IHRE AUFGABE: Setzen Sie den Text über die beiden Heimspiele des USC Münster nach seinem letzten Satz fort.

Doppelpack zur Heimpremiere 2017

19.01.2017
Ein Team ein Ziel: Zwei Siege sollen am Wochenende her. Foto: Stefan Gertheinrich

Der Spielplan in der Volleyball-Bundesliga ist in dieser Saison für den USC Münster schon hier und da kurios. Andererseits: Es ist wie es ist. Und so erwartet  das Ensemble aus Westfalen nach fünf Wochen Heimspielpause nun gleich zwei Gegner binnen 24 Stunden im Volleydome am Berg Fidel.
 
Gut für die Fans, die schon Volleyball-Entziehungserscheinungen hatten, denn die können sich jetzt die doppelte Dröhnung holen. Und wer nach den USC-Spielen gegen den VC Olympia Berlin (Samstag) und Aufsteiger Schwarz-Weiß Erfurt (Sonntag, jeweils 14:30 Uhr) noch weiteren Nachholbedarf hat, kann gleich sitzenbleiben und sich die Youngsters des USC 2 in der 2. Bundesliga Nord im Münsterland-Derby gegen die Kurios Volleys Borken (Samstag) und die DSHS Köln (Sonntag) ansehen. Kleines Bonbon: Für alle Besucher mit dem zum Tag passenden Erstliga-USC-Ticket sind die Zweitligaspiele kostenlos.

EXTRAHIERTE DATEN:

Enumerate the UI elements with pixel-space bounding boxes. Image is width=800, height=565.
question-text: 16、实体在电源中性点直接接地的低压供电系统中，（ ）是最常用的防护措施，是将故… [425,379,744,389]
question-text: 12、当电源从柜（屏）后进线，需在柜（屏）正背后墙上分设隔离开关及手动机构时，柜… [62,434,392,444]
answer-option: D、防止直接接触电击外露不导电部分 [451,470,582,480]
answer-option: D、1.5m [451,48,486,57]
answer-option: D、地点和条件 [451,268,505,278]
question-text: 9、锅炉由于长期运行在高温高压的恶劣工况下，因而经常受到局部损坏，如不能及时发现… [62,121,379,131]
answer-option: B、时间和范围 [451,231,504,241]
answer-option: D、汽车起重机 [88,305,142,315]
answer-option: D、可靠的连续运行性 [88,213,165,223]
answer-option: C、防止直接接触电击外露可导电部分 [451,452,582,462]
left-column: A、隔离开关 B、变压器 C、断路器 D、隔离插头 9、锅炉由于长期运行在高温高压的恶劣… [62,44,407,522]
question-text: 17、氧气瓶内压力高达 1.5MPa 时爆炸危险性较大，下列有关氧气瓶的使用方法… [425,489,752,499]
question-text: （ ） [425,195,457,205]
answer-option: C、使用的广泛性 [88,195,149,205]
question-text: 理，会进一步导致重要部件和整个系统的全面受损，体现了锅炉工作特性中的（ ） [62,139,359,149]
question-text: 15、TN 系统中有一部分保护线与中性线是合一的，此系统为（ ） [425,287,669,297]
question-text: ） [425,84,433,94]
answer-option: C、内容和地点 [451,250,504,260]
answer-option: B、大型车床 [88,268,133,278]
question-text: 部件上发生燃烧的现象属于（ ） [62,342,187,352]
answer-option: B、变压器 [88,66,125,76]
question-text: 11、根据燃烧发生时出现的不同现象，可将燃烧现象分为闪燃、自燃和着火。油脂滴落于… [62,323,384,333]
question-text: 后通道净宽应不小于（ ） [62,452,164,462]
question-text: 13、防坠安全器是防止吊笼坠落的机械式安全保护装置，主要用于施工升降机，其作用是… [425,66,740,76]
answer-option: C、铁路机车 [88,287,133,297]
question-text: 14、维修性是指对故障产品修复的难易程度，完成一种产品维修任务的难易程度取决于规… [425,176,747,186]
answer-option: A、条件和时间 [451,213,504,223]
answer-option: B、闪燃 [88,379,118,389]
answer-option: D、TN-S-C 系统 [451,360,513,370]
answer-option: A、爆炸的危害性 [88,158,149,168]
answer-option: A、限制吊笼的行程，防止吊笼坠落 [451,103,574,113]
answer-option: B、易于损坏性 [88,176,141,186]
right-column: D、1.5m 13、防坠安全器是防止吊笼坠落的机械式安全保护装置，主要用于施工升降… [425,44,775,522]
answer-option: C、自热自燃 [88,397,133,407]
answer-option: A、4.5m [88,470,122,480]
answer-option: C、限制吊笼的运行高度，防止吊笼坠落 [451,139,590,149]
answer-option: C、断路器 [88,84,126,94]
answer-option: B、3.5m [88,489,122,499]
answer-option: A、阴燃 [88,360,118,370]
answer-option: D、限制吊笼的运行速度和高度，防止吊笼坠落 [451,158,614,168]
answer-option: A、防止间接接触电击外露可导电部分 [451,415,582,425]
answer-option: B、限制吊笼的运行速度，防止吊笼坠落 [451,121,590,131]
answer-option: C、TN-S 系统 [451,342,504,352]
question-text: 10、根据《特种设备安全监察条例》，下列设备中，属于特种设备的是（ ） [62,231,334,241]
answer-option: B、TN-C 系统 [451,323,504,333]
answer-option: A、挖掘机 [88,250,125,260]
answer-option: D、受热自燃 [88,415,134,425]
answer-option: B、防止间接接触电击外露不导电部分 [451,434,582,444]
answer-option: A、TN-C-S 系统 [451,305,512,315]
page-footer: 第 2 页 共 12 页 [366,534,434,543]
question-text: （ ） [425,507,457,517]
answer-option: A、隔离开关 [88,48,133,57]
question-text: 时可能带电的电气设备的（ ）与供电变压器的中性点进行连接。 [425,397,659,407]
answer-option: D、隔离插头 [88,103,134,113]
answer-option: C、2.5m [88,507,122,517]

SCHRIFTLICHE ANTWORT:
Aber noch einmal zurück zum Spielplan. Denn der sieht es vor, dass die Unabhängigen am Sonntag gegen ein Team spielen, bei dem sie gute drei Wochen zuvor die Hinrunde abschlossen. Der USC erstarrte hier beileibe nicht in Erfurt, sondern holte bei den Thüringern das erste 3:0 der Saison, es war der siebte Sieg im elften Match der Serie. Nun also am Sonntag das Rückspiel, der USC hat da dann schon die Partie vom Vortag gegen den VCO Berlin in den Knochen.
 
Allerdings ist diese Doppelbelastung Volleyballern ja nicht fremd, gerade denen, die im Nachwuchs oder gar im Seniorenbereich schon Nationalmannschaftserfahrung sammelten. Im Prinzip kommt es in dieser Konstellation den Münsteraner auf der einen Seite vielleicht auch etwas entgegen, dass man es mit dem Letzten, und dann mit dem Vorletzten zu tun bekommt.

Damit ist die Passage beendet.